* _What you will do_:
Output the records exactly as they appear, with no pictures included.

[Data items]
-- Begin --
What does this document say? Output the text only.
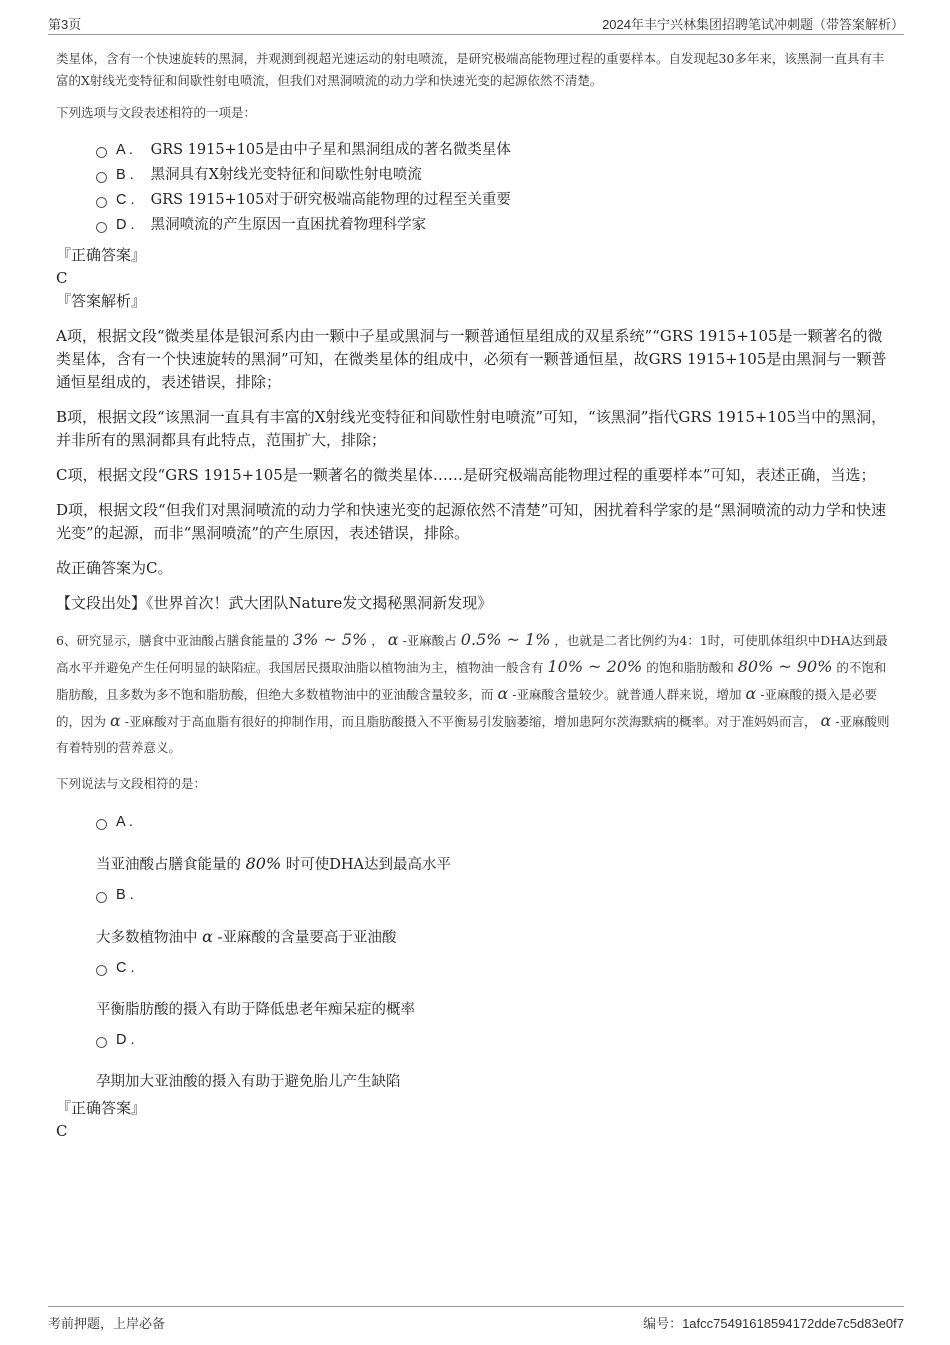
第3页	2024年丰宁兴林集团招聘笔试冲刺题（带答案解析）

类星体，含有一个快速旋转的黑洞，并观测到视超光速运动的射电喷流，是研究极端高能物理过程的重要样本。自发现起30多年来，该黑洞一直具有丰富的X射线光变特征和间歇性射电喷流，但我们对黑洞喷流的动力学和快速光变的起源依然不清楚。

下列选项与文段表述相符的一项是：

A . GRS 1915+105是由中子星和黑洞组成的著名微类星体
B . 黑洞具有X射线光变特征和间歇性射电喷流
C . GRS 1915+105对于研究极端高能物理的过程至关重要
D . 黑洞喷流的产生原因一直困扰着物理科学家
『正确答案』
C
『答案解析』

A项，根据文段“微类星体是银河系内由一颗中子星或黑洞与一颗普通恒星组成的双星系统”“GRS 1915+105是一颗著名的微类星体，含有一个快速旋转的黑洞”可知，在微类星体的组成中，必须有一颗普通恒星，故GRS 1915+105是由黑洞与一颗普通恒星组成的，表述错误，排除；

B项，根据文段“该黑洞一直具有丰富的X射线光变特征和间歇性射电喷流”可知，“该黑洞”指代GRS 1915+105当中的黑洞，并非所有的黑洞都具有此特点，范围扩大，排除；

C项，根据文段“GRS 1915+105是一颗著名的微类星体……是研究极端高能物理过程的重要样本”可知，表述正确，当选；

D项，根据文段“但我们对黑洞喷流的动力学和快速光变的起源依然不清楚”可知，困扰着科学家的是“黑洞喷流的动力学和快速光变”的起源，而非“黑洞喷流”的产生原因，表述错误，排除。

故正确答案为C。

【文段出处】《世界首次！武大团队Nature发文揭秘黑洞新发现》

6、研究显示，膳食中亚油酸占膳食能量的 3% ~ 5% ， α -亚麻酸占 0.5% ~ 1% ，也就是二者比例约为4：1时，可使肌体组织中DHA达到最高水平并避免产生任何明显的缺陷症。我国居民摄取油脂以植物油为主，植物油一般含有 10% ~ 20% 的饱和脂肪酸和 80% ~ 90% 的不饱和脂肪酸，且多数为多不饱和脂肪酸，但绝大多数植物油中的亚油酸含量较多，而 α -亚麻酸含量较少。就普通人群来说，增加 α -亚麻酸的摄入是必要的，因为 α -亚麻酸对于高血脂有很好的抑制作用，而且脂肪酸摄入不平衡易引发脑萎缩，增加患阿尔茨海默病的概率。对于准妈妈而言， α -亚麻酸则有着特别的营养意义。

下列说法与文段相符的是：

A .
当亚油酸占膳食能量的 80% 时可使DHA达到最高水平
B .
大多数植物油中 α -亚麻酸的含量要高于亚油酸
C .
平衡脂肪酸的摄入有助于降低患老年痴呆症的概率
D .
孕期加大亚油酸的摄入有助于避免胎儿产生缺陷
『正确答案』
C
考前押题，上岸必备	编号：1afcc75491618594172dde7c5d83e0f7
-- End --
* _Result_:
What does this document say? Output the text only.
第3页	2024年丰宁兴林集团招聘笔试冲刺题（带答案解析）

类星体，含有一个快速旋转的黑洞，并观测到视超光速运动的射电喷流，是研究极端高能物理过程的重要样本。自发现起30多年来，该黑洞一直具有丰富的X射线光变特征和间歇性射电喷流，但我们对黑洞喷流的动力学和快速光变的起源依然不清楚。

下列选项与文段表述相符的一项是：

A . GRS 1915+105是由中子星和黑洞组成的著名微类星体
B . 黑洞具有X射线光变特征和间歇性射电喷流
C . GRS 1915+105对于研究极端高能物理的过程至关重要
D . 黑洞喷流的产生原因一直困扰着物理科学家
『正确答案』
C
『答案解析』

A项，根据文段“微类星体是银河系内由一颗中子星或黑洞与一颗普通恒星组成的双星系统”“GRS 1915+105是一颗著名的微类星体，含有一个快速旋转的黑洞”可知，在微类星体的组成中，必须有一颗普通恒星，故GRS 1915+105是由黑洞与一颗普通恒星组成的，表述错误，排除；

B项，根据文段“该黑洞一直具有丰富的X射线光变特征和间歇性射电喷流”可知，“该黑洞”指代GRS 1915+105当中的黑洞，并非所有的黑洞都具有此特点，范围扩大，排除；

C项，根据文段“GRS 1915+105是一颗著名的微类星体……是研究极端高能物理过程的重要样本”可知，表述正确，当选；

D项，根据文段“但我们对黑洞喷流的动力学和快速光变的起源依然不清楚”可知，困扰着科学家的是“黑洞喷流的动力学和快速光变”的起源，而非“黑洞喷流”的产生原因，表述错误，排除。

故正确答案为C。

【文段出处】《世界首次！武大团队Nature发文揭秘黑洞新发现》

6、研究显示，膳食中亚油酸占膳食能量的 3% ~ 5% ， α -亚麻酸占 0.5% ~ 1% ，也就是二者比例约为4：1时，可使肌体组织中DHA达到最高水平并避免产生任何明显的缺陷症。我国居民摄取油脂以植物油为主，植物油一般含有 10% ~ 20% 的饱和脂肪酸和 80% ~ 90% 的不饱和脂肪酸，且多数为多不饱和脂肪酸，但绝大多数植物油中的亚油酸含量较多，而 α -亚麻酸含量较少。就普通人群来说，增加 α -亚麻酸的摄入是必要的，因为 α -亚麻酸对于高血脂有很好的抑制作用，而且脂肪酸摄入不平衡易引发脑萎缩，增加患阿尔茨海默病的概率。对于准妈妈而言， α -亚麻酸则有着特别的营养意义。

下列说法与文段相符的是：

A .
当亚油酸占膳食能量的 80% 时可使DHA达到最高水平
B .
大多数植物油中 α -亚麻酸的含量要高于亚油酸
C .
平衡脂肪酸的摄入有助于降低患老年痴呆症的概率
D .
孕期加大亚油酸的摄入有助于避免胎儿产生缺陷
『正确答案』
C
考前押题，上岸必备	编号：1afcc75491618594172dde7c5d83e0f7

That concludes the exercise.